*Exercise:* Locate each line holding the string "할머니의" and copy it.

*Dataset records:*
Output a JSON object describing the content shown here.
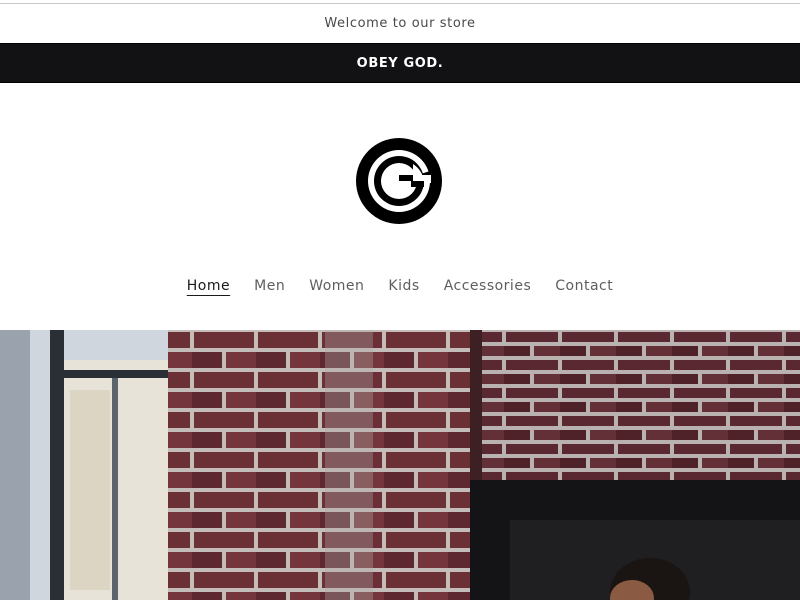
{
  "welcome": {
    "text": "Welcome to our store"
  },
  "announcement": {
    "text": "OBEY GOD."
  },
  "logo": {
    "icon": "g-circle-logo",
    "color": "#000000"
  },
  "nav": {
    "items": [
      {
        "label": "Home",
        "active": true
      },
      {
        "label": "Men",
        "active": false
      },
      {
        "label": "Women",
        "active": false
      },
      {
        "label": "Kids",
        "active": false
      },
      {
        "label": "Accessories",
        "active": false
      },
      {
        "label": "Contact",
        "active": false
      }
    ]
  },
  "hero": {
    "image": "brick-wall-with-window-and-person"
  },
  "colors": {
    "announce_bg": "#121214",
    "brick": "#6b2f36",
    "mortar": "#c9c2c0"
  }
}
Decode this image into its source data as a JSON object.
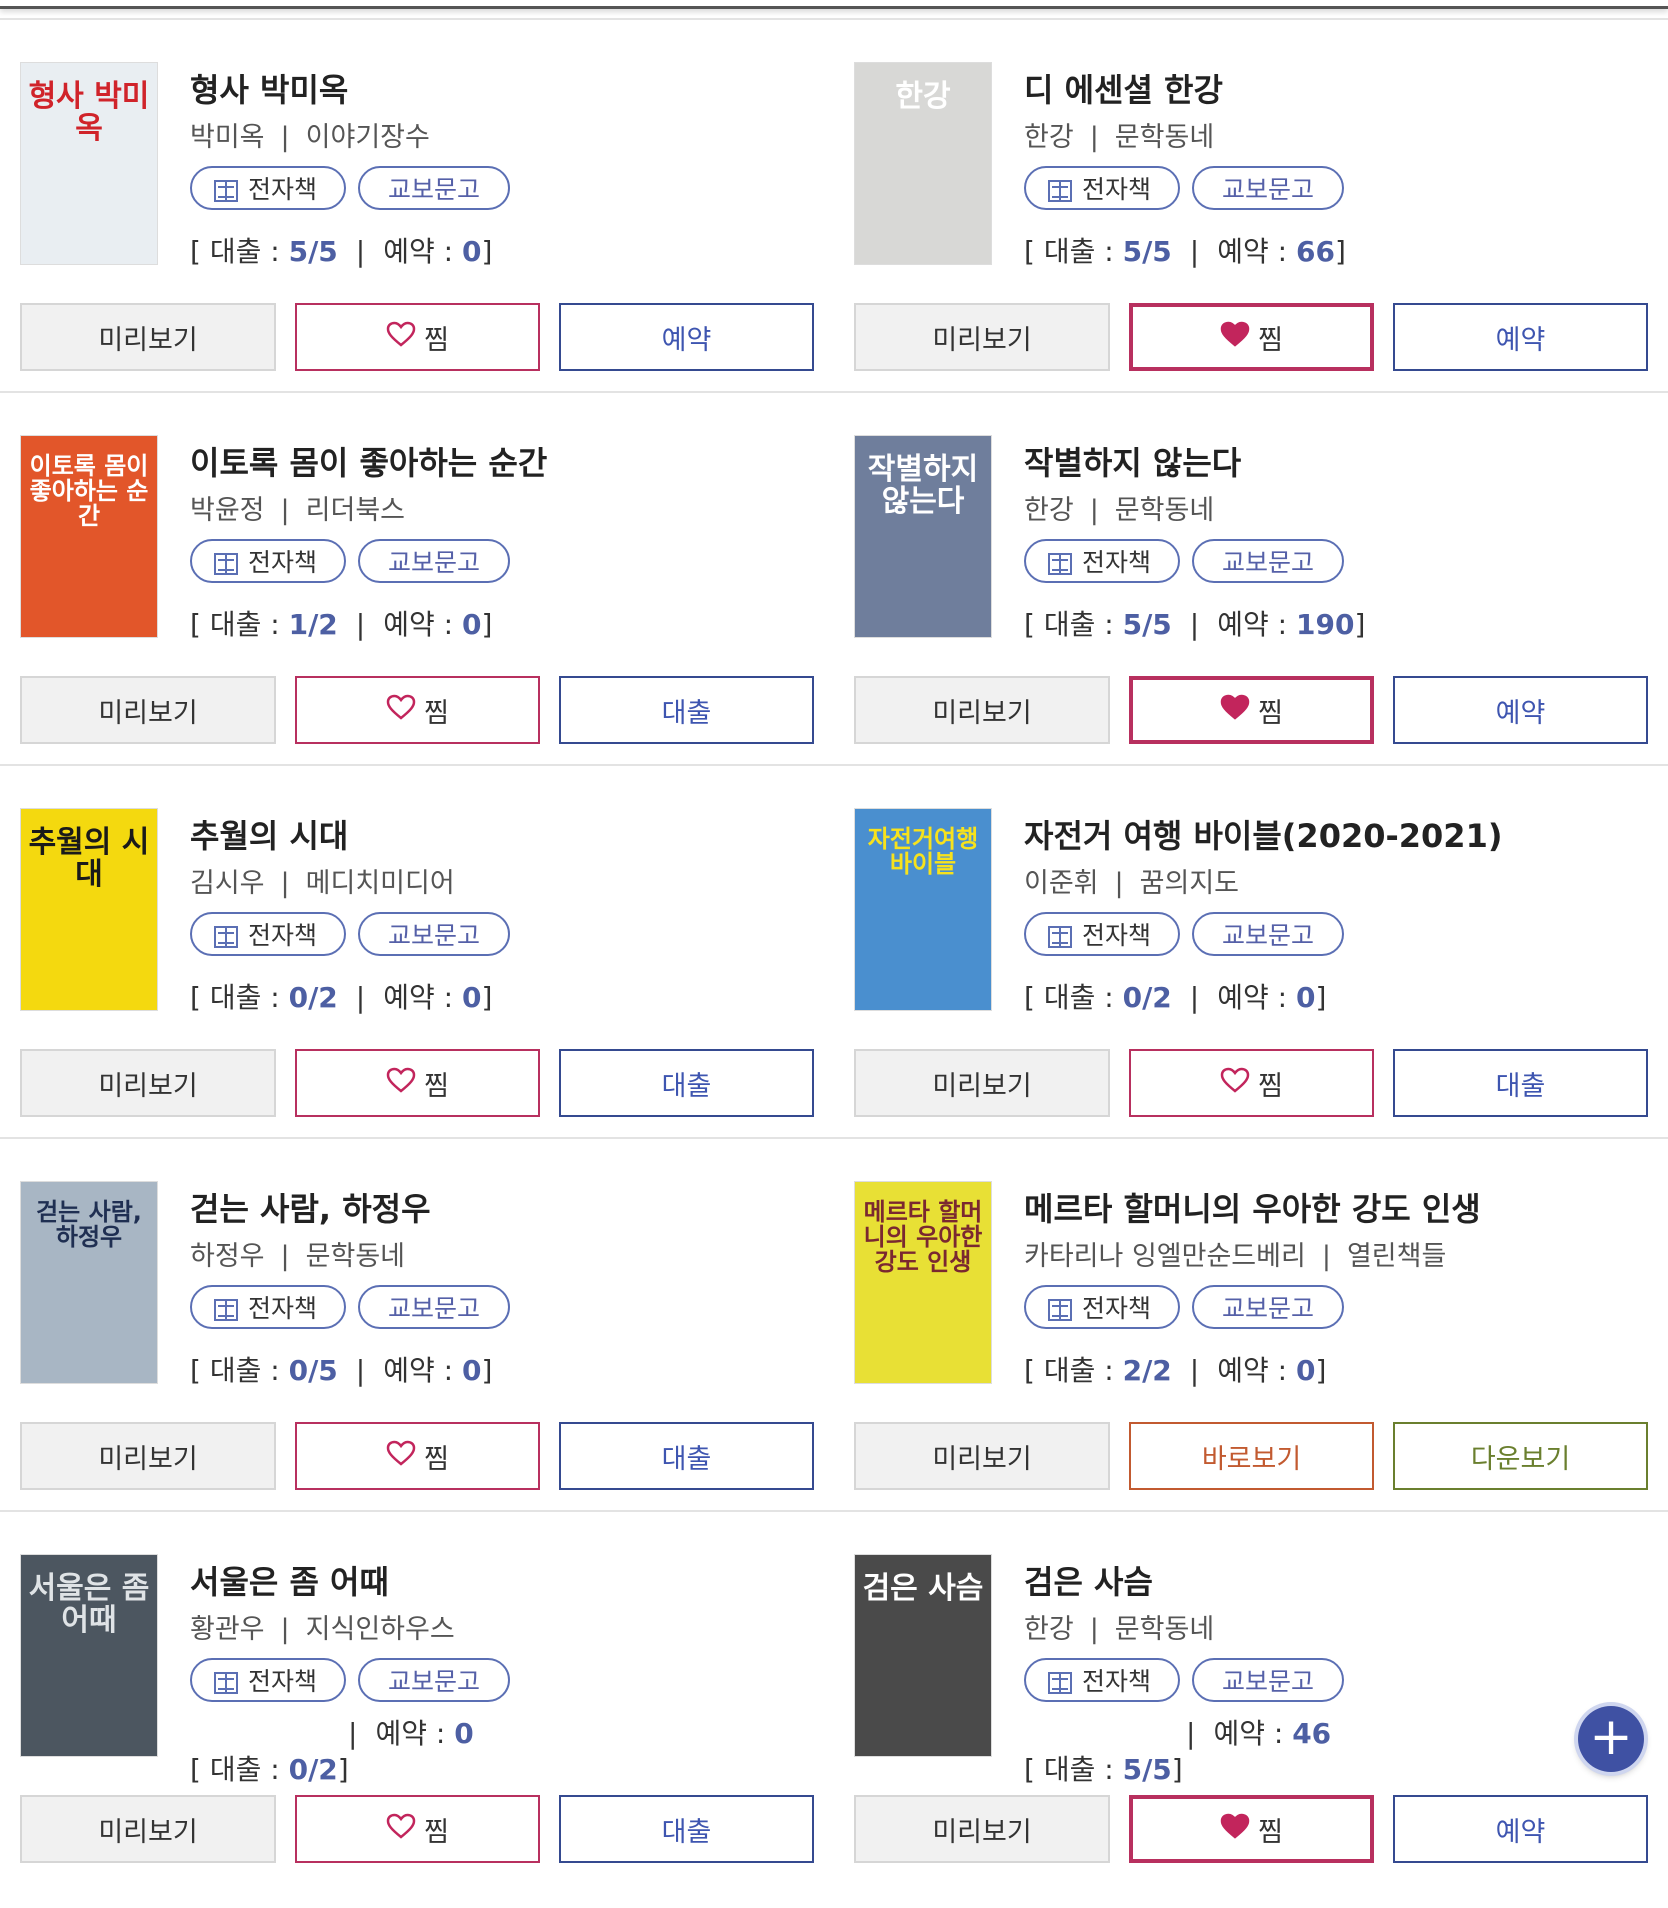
{
  "labels": {
    "ebook": "전자책",
    "kyobo": "교보문고",
    "loan_prefix": "[ 대출 : ",
    "reserve_prefix": "예약 : ",
    "close": "]",
    "pipe": "|",
    "preview": "미리보기",
    "wish": "찜",
    "read": "바로보기",
    "download": "다운보기"
  },
  "colors": {
    "accent": "#4d5fa3",
    "wish": "#b8305f",
    "heart_fill": "#c2255c"
  },
  "books": [
    {
      "title": "형사 박미옥",
      "author": "박미옥",
      "publisher": "이야기장수",
      "loan": "5/5",
      "reserve": "0",
      "wished": false,
      "action": "예약",
      "cover_text": "형사 박미옥",
      "cover_bg": "#e9eef2",
      "cover_fg": "#d0232a"
    },
    {
      "title": "디 에센셜 한강",
      "author": "한강",
      "publisher": "문학동네",
      "loan": "5/5",
      "reserve": "66",
      "wished": true,
      "action": "예약",
      "cover_text": "한강",
      "cover_bg": "#d8d8d6",
      "cover_fg": "#ffffff"
    },
    {
      "title": "이토록 몸이 좋아하는 순간",
      "author": "박윤정",
      "publisher": "리더북스",
      "loan": "1/2",
      "reserve": "0",
      "wished": false,
      "action": "대출",
      "cover_text": "이토록 몸이 좋아하는 순간",
      "cover_bg": "#e2562a",
      "cover_fg": "#ffffff"
    },
    {
      "title": "작별하지 않는다",
      "author": "한강",
      "publisher": "문학동네",
      "loan": "5/5",
      "reserve": "190",
      "wished": true,
      "action": "예약",
      "cover_text": "작별하지 않는다",
      "cover_bg": "#6f7e9c",
      "cover_fg": "#ffffff"
    },
    {
      "title": "추월의 시대",
      "author": "김시우",
      "publisher": "메디치미디어",
      "loan": "0/2",
      "reserve": "0",
      "wished": false,
      "action": "대출",
      "cover_text": "추월의 시대",
      "cover_bg": "#f4d90f",
      "cover_fg": "#1a1a1a"
    },
    {
      "title": "자전거 여행 바이블(2020-2021)",
      "author": "이준휘",
      "publisher": "꿈의지도",
      "loan": "0/2",
      "reserve": "0",
      "wished": false,
      "action": "대출",
      "cover_text": "자전거여행 바이블",
      "cover_bg": "#4a8fcf",
      "cover_fg": "#f7e21c"
    },
    {
      "title": "걷는 사람, 하정우",
      "author": "하정우",
      "publisher": "문학동네",
      "loan": "0/5",
      "reserve": "0",
      "wished": false,
      "action": "대출",
      "cover_text": "걷는 사람, 하정우",
      "cover_bg": "#a8b6c4",
      "cover_fg": "#1f2f52"
    },
    {
      "title": "메르타 할머니의 우아한 강도 인생",
      "author": "카타리나 잉엘만순드베리",
      "publisher": "열린책들",
      "loan": "2/2",
      "reserve": "0",
      "wished": false,
      "action": null,
      "cover_text": "메르타 할머니의 우아한 강도 인생",
      "cover_bg": "#e8e035",
      "cover_fg": "#7a2830"
    },
    {
      "title": "서울은 좀 어때",
      "author": "황관우",
      "publisher": "지식인하우스",
      "loan": "0/2",
      "reserve": "0",
      "wished": false,
      "action": "대출",
      "cover_text": "서울은 좀 어때",
      "cover_bg": "#4c5660",
      "cover_fg": "#dfe3e6"
    },
    {
      "title": "검은 사슴",
      "author": "한강",
      "publisher": "문학동네",
      "loan": "5/5",
      "reserve": "46",
      "wished": true,
      "action": "예약",
      "cover_text": "검은 사슴",
      "cover_bg": "#4a4a4a",
      "cover_fg": "#ffffff"
    }
  ]
}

*Answer for this exercise:*
      "title": "메르타 할머니의 우아한 강도 인생",
      "cover_text": "메르타 할머니의 우아한 강도 인생",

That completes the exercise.